— Task requirements —
Collect every line of the records below that contains the word "label".

— Information provided —

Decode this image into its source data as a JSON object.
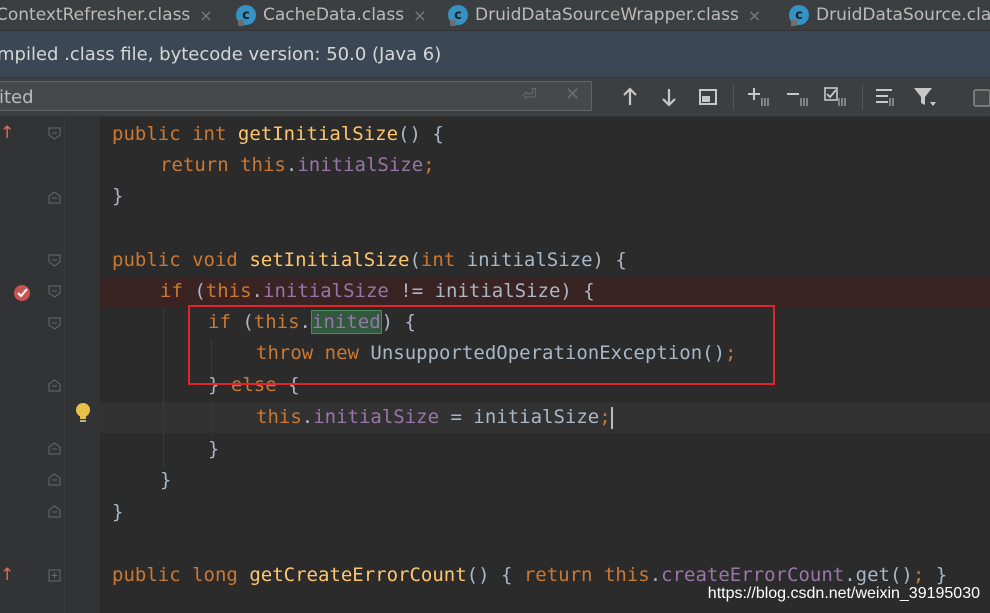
{
  "tabs": [
    {
      "label": "ContextRefresher.class",
      "icon": "class-icon"
    },
    {
      "label": "CacheData.class",
      "icon": "class-icon"
    },
    {
      "label": "DruidDataSourceWrapper.class",
      "icon": "class-icon"
    },
    {
      "label": "DruidDataSource.cla",
      "icon": "class-icon"
    }
  ],
  "tab_close": "×",
  "tab_icon_letter": "c",
  "banner": {
    "text": "mpiled .class file, bytecode version: 50.0 (Java 6)"
  },
  "search": {
    "value": "ited"
  },
  "code": {
    "l1": {
      "kw1": "public",
      "kw2": "int",
      "fn": "getInitialSize",
      "rest": "() {"
    },
    "l2": {
      "kw": "return",
      "this": "this",
      "dot": ".",
      "field": "initialSize",
      "semi": ";"
    },
    "l3": "}",
    "l5": {
      "kw1": "public",
      "kw2": "void",
      "fn": "setInitialSize",
      "open": "(",
      "kw3": "int",
      "param": " initialSize) {"
    },
    "l6": {
      "kw": "if",
      "open": " (",
      "this": "this",
      "dot": ".",
      "field": "initialSize",
      "rest": " != initialSize) {"
    },
    "l7": {
      "kw": "if",
      "open": " (",
      "this": "this",
      "dot": ".",
      "field": "inited",
      "rest": ") {"
    },
    "l8": {
      "kw1": "throw",
      "kw2": "new",
      "rest": " UnsupportedOperationException()",
      "semi": ";"
    },
    "l9": {
      "close": "} ",
      "kw": "else",
      "rest": " {"
    },
    "l10": {
      "this": "this",
      "dot": ".",
      "field": "initialSize",
      "rest": " = initialSize",
      "semi": ";"
    },
    "l11": "}",
    "l12": "}",
    "l13": "}",
    "l15": {
      "kw1": "public",
      "kw2": "long",
      "fn": "getCreateErrorCount",
      "rest": "() { ",
      "kw3": "return",
      "this": "this",
      "dot": ".",
      "field": "createErrorCount",
      "rest2": ".get()",
      "semi": ";",
      "close": " }"
    }
  },
  "watermark": "https://blog.csdn.net/weixin_39195030",
  "colors": {
    "keyword": "#cc7832",
    "method": "#ffc66d",
    "field": "#9876aa",
    "text": "#a9b7c6",
    "highlight_box": "#e0242b"
  }
}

— Output —
      "label": "ContextRefresher.class",
      "label": "CacheData.class",
      "label": "DruidDataSourceWrapper.class",
      "label": "DruidDataSource.cla",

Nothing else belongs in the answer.